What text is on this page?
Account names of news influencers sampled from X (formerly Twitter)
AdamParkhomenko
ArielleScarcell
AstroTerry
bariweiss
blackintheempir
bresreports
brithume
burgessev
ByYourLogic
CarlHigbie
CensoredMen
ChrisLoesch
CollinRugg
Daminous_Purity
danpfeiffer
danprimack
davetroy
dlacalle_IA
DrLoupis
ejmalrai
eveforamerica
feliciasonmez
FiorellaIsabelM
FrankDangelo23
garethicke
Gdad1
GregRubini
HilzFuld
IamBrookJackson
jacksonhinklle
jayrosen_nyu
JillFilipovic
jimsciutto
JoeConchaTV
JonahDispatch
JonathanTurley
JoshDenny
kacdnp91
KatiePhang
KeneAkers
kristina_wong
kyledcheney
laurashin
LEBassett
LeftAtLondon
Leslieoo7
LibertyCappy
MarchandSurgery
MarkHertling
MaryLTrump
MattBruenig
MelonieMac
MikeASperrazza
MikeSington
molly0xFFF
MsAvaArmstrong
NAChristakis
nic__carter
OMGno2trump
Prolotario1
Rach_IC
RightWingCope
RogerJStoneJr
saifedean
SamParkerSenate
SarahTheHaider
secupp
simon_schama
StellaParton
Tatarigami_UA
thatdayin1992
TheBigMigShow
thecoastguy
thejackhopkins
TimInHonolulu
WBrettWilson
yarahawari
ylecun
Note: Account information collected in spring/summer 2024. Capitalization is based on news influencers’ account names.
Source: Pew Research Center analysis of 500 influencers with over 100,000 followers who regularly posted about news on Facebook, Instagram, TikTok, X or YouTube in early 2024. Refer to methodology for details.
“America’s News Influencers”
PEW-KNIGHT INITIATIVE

TASK
Take every line containing the word "Account" and copy it.

OUTPUT OF THE EXERCISE
Account names of news influencers sampled from X (formerly Twitter)
Note: Account information collected in spring/summer 2024. Capitalization is based on news influencers’ account names.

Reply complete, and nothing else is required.